--- DATASET EXCERPTS ---

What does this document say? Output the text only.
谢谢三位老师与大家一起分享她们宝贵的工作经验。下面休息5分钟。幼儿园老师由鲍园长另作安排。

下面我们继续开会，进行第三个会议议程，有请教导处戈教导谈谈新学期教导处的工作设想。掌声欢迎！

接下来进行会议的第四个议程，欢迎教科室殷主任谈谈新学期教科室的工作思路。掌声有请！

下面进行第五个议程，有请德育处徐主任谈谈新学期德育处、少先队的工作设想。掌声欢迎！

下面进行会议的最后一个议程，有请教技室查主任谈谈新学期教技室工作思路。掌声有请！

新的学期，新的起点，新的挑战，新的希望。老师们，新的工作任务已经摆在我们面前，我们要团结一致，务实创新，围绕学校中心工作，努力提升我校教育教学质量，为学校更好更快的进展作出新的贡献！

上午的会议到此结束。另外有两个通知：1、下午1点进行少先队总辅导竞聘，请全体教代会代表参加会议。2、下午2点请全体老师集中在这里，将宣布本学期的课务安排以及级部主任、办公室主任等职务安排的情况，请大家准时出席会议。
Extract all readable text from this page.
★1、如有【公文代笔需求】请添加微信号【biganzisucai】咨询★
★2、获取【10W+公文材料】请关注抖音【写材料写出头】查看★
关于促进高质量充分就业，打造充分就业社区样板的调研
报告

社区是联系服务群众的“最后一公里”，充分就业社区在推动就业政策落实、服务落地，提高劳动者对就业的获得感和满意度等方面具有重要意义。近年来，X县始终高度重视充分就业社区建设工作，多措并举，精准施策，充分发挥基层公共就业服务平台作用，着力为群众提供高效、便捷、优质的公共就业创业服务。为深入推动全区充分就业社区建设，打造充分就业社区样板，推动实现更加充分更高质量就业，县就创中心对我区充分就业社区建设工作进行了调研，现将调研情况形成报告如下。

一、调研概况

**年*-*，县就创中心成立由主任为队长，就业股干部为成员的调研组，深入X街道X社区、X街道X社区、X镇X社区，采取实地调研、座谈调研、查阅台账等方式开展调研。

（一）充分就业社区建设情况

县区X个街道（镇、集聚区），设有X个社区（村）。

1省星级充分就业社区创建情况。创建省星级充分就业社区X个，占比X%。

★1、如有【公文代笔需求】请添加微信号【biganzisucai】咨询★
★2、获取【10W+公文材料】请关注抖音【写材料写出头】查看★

---

[YOUR OBJECTIVE]: Using the records above, pull out each line where the word "this" occurs.

[CORRECT RESPONSE]:
What does this document say? Output the text only.
Extract all readable text from this page.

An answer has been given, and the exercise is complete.